* **TASK TO COMPLETE**: Make an exact copy of all the entries, but do not reproduce the pictures.

* **SOURCE DATA**:
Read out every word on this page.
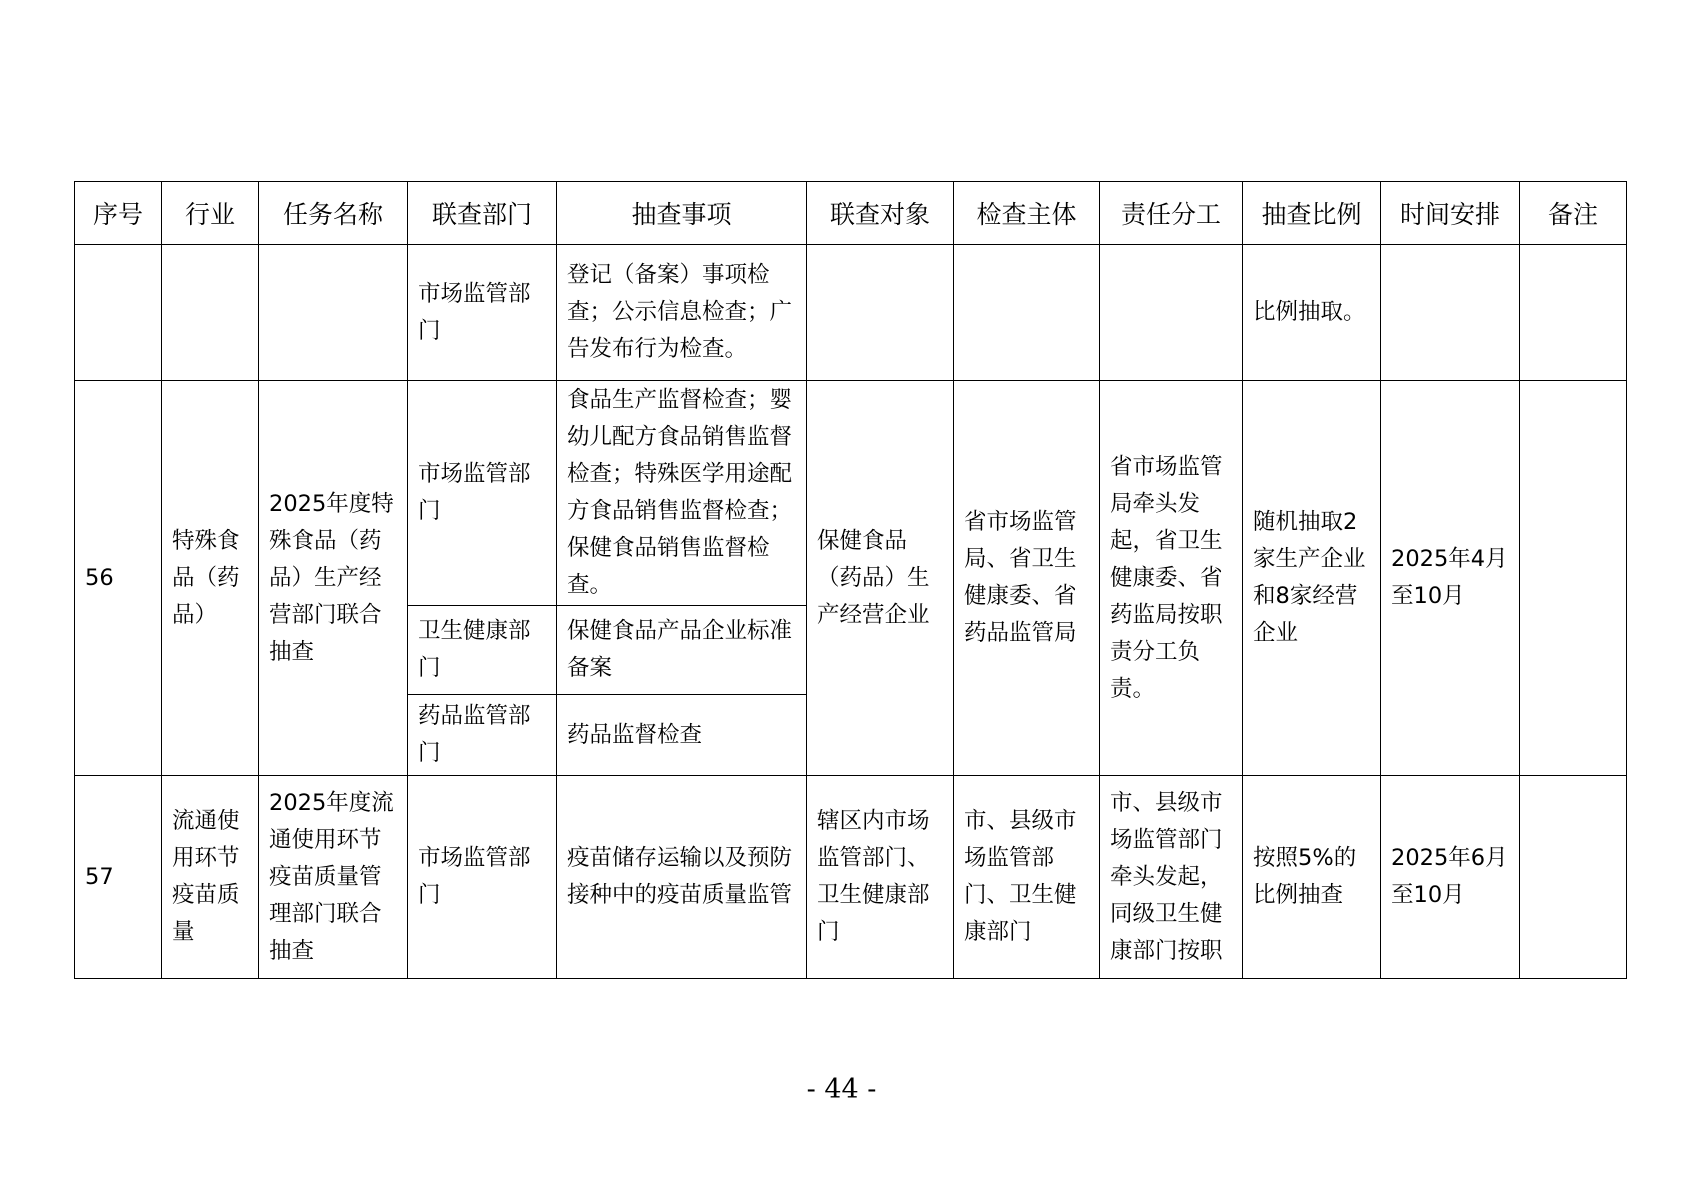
序号	行业	任务名称	联查部门	抽查事项	联查对象	检查主体	责任分工	抽查比例	时间安排	备注
			市场监管部门	登记（备案）事项检查；公示信息检查；广告发布行为检查。				比例抽取。		
56	特殊食品（药品）	2025年度特殊食品（药品）生产经营部门联合抽查	市场监管部门	食品生产监督检查；婴幼儿配方食品销售监督检查；特殊医学用途配方食品销售监督检查；保健食品销售监督检查。	保健食品（药品）生产经营企业	省市场监管局、省卫生健康委、省药品监管局	省市场监管局牵头发起，省卫生健康委、省药监局按职责分工负责。	随机抽取2家生产企业和8家经营企业	2025年4月至10月	
			卫生健康部门	保健食品产品企业标准备案						
			药品监管部门	药品监督检查						
57	流通使用环节疫苗质量	2025年度流通使用环节疫苗质量管理部门联合抽查	市场监管部门	疫苗储存运输以及预防接种中的疫苗质量监管	辖区内市场监管部门、卫生健康部门	市、县级市场监管部门、卫生健康部门	市、县级市场监管部门牵头发起，同级卫生健康部门按职	按照5%的比例抽查	2025年6月至10月	
- 44 -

* **SOLUTION TO THE PROBLEM**:
Read out every word on this page.
序号	行业	任务名称	联查部门	抽查事项	联查对象	检查主体	责任分工	抽查比例	时间安排	备注
			市场监管部门	登记（备案）事项检查；公示信息检查；广告发布行为检查。				比例抽取。		
56	特殊食品（药品）	2025年度特殊食品（药品）生产经营部门联合抽查	市场监管部门	食品生产监督检查；婴幼儿配方食品销售监督检查；特殊医学用途配方食品销售监督检查；保健食品销售监督检查。	保健食品（药品）生产经营企业	省市场监管局、省卫生健康委、省药品监管局	省市场监管局牵头发起，省卫生健康委、省药监局按职责分工负责。	随机抽取2家生产企业和8家经营企业	2025年4月至10月	
			卫生健康部门	保健食品产品企业标准备案						
			药品监管部门	药品监督检查						
57	流通使用环节疫苗质量	2025年度流通使用环节疫苗质量管理部门联合抽查	市场监管部门	疫苗储存运输以及预防接种中的疫苗质量监管	辖区内市场监管部门、卫生健康部门	市、县级市场监管部门、卫生健康部门	市、县级市场监管部门牵头发起，同级卫生健康部门按职	按照5%的比例抽查	2025年6月至10月	
- 44 -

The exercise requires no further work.